* START *

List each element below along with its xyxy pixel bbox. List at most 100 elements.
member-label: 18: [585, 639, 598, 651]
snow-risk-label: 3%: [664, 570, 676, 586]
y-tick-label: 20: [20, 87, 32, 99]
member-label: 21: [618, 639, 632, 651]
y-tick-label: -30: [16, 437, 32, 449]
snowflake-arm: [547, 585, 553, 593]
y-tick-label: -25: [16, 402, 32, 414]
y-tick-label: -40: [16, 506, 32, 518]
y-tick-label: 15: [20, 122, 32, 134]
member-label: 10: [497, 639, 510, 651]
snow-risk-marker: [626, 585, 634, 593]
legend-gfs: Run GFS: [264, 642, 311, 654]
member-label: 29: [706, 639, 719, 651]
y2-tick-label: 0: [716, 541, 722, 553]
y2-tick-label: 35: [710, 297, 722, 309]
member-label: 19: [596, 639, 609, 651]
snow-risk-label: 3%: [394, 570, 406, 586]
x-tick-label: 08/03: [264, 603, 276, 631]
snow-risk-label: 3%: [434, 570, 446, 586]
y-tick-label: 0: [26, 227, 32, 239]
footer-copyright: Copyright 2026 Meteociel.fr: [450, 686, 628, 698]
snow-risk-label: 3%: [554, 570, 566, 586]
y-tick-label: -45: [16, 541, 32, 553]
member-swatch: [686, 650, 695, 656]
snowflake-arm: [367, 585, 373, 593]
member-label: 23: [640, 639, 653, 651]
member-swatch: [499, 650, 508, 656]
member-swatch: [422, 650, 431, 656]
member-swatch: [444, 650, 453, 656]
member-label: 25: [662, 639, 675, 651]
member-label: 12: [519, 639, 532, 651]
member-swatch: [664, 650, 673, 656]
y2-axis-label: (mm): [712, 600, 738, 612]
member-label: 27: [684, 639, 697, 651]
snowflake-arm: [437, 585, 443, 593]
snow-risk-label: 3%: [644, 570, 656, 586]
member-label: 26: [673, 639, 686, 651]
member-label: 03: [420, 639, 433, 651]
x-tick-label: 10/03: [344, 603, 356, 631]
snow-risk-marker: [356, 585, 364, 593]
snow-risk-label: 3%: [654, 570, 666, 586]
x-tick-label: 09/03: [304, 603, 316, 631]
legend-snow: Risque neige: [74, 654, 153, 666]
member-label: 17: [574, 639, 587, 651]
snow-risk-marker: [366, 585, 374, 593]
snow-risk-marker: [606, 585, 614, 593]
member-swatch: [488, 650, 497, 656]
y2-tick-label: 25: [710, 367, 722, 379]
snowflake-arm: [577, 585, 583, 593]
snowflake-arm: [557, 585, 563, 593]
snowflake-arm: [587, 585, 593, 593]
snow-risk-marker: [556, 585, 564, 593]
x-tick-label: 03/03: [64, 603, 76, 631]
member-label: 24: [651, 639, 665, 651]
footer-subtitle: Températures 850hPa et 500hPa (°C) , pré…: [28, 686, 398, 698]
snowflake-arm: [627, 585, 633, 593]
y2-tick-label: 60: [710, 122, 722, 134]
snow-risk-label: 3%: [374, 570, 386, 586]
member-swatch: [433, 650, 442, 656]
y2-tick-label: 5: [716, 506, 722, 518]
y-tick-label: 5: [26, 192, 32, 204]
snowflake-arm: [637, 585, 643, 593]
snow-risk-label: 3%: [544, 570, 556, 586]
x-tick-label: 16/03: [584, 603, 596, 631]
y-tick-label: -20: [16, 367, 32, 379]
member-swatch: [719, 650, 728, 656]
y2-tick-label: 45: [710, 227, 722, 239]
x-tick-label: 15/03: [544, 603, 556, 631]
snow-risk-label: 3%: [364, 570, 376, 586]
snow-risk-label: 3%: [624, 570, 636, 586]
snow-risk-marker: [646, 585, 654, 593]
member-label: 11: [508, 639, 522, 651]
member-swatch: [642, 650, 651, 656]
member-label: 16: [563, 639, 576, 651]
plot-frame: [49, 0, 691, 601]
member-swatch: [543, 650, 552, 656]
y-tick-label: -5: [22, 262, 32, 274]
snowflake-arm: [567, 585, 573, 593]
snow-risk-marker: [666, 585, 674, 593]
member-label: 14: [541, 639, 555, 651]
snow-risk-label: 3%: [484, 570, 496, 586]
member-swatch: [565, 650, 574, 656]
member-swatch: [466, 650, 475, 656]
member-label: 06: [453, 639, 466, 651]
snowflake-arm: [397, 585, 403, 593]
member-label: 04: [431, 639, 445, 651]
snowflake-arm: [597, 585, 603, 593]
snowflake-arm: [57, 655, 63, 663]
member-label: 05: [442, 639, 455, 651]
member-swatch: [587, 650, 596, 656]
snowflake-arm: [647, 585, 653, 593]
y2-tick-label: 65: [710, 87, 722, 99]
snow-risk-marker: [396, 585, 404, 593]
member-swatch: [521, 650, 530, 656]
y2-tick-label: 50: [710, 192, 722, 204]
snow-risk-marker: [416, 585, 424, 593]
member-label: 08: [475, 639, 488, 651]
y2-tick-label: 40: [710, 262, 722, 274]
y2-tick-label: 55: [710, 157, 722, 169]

* END *

Job — Update the items above by replacing every "snowflake-arm" with "snowflake-spoke", leaving everything else unchanged.

Output —
List each element below along with its xyxy pixel bbox. List at most 100 elements.
member-label: 18: [585, 639, 598, 651]
snow-risk-label: 3%: [664, 570, 676, 586]
y-tick-label: 20: [20, 87, 32, 99]
member-label: 21: [618, 639, 632, 651]
y-tick-label: -30: [16, 437, 32, 449]
snowflake-spoke: [547, 585, 553, 593]
y-tick-label: -25: [16, 402, 32, 414]
y-tick-label: -40: [16, 506, 32, 518]
y-tick-label: 15: [20, 122, 32, 134]
member-label: 10: [497, 639, 510, 651]
snow-risk-marker: [626, 585, 634, 593]
legend-gfs: Run GFS: [264, 642, 311, 654]
member-label: 29: [706, 639, 719, 651]
y2-tick-label: 0: [716, 541, 722, 553]
y2-tick-label: 35: [710, 297, 722, 309]
member-label: 19: [596, 639, 609, 651]
snow-risk-label: 3%: [394, 570, 406, 586]
x-tick-label: 08/03: [264, 603, 276, 631]
snow-risk-label: 3%: [434, 570, 446, 586]
y-tick-label: 0: [26, 227, 32, 239]
footer-copyright: Copyright 2026 Meteociel.fr: [450, 686, 628, 698]
snow-risk-label: 3%: [554, 570, 566, 586]
y-tick-label: -45: [16, 541, 32, 553]
member-swatch: [686, 650, 695, 656]
snowflake-spoke: [367, 585, 373, 593]
member-label: 23: [640, 639, 653, 651]
member-swatch: [499, 650, 508, 656]
member-swatch: [422, 650, 431, 656]
member-swatch: [444, 650, 453, 656]
member-label: 25: [662, 639, 675, 651]
member-label: 12: [519, 639, 532, 651]
member-swatch: [664, 650, 673, 656]
y2-axis-label: (mm): [712, 600, 738, 612]
member-label: 27: [684, 639, 697, 651]
snowflake-spoke: [437, 585, 443, 593]
snow-risk-label: 3%: [644, 570, 656, 586]
member-label: 26: [673, 639, 686, 651]
member-label: 03: [420, 639, 433, 651]
x-tick-label: 10/03: [344, 603, 356, 631]
snow-risk-marker: [356, 585, 364, 593]
snow-risk-label: 3%: [654, 570, 666, 586]
x-tick-label: 09/03: [304, 603, 316, 631]
legend-snow: Risque neige: [74, 654, 153, 666]
member-label: 17: [574, 639, 587, 651]
snow-risk-marker: [366, 585, 374, 593]
snow-risk-marker: [606, 585, 614, 593]
member-swatch: [488, 650, 497, 656]
y2-tick-label: 25: [710, 367, 722, 379]
snowflake-spoke: [577, 585, 583, 593]
snowflake-spoke: [557, 585, 563, 593]
snowflake-spoke: [587, 585, 593, 593]
snow-risk-marker: [556, 585, 564, 593]
x-tick-label: 03/03: [64, 603, 76, 631]
member-label: 24: [651, 639, 665, 651]
footer-subtitle: Températures 850hPa et 500hPa (°C) , pré…: [28, 686, 398, 698]
snowflake-spoke: [627, 585, 633, 593]
y2-tick-label: 60: [710, 122, 722, 134]
snow-risk-label: 3%: [374, 570, 386, 586]
member-swatch: [433, 650, 442, 656]
y2-tick-label: 5: [716, 506, 722, 518]
y-tick-label: 5: [26, 192, 32, 204]
snowflake-spoke: [637, 585, 643, 593]
snow-risk-label: 3%: [544, 570, 556, 586]
x-tick-label: 16/03: [584, 603, 596, 631]
y-tick-label: -20: [16, 367, 32, 379]
member-swatch: [719, 650, 728, 656]
y2-tick-label: 45: [710, 227, 722, 239]
x-tick-label: 15/03: [544, 603, 556, 631]
snow-risk-label: 3%: [364, 570, 376, 586]
snow-risk-label: 3%: [624, 570, 636, 586]
snow-risk-marker: [646, 585, 654, 593]
member-label: 11: [508, 639, 522, 651]
member-swatch: [642, 650, 651, 656]
member-label: 16: [563, 639, 576, 651]
plot-frame: [49, 0, 691, 601]
member-swatch: [543, 650, 552, 656]
y-tick-label: -5: [22, 262, 32, 274]
snowflake-spoke: [567, 585, 573, 593]
snow-risk-marker: [666, 585, 674, 593]
member-label: 14: [541, 639, 555, 651]
snow-risk-label: 3%: [484, 570, 496, 586]
member-swatch: [565, 650, 574, 656]
member-swatch: [466, 650, 475, 656]
member-label: 06: [453, 639, 466, 651]
snowflake-spoke: [397, 585, 403, 593]
member-label: 04: [431, 639, 445, 651]
snowflake-spoke: [597, 585, 603, 593]
snowflake-spoke: [57, 655, 63, 663]
member-label: 05: [442, 639, 455, 651]
member-swatch: [587, 650, 596, 656]
snowflake-spoke: [647, 585, 653, 593]
y2-tick-label: 65: [710, 87, 722, 99]
snow-risk-marker: [396, 585, 404, 593]
member-swatch: [521, 650, 530, 656]
y2-tick-label: 50: [710, 192, 722, 204]
snow-risk-marker: [416, 585, 424, 593]
member-label: 08: [475, 639, 488, 651]
y2-tick-label: 40: [710, 262, 722, 274]
y2-tick-label: 55: [710, 157, 722, 169]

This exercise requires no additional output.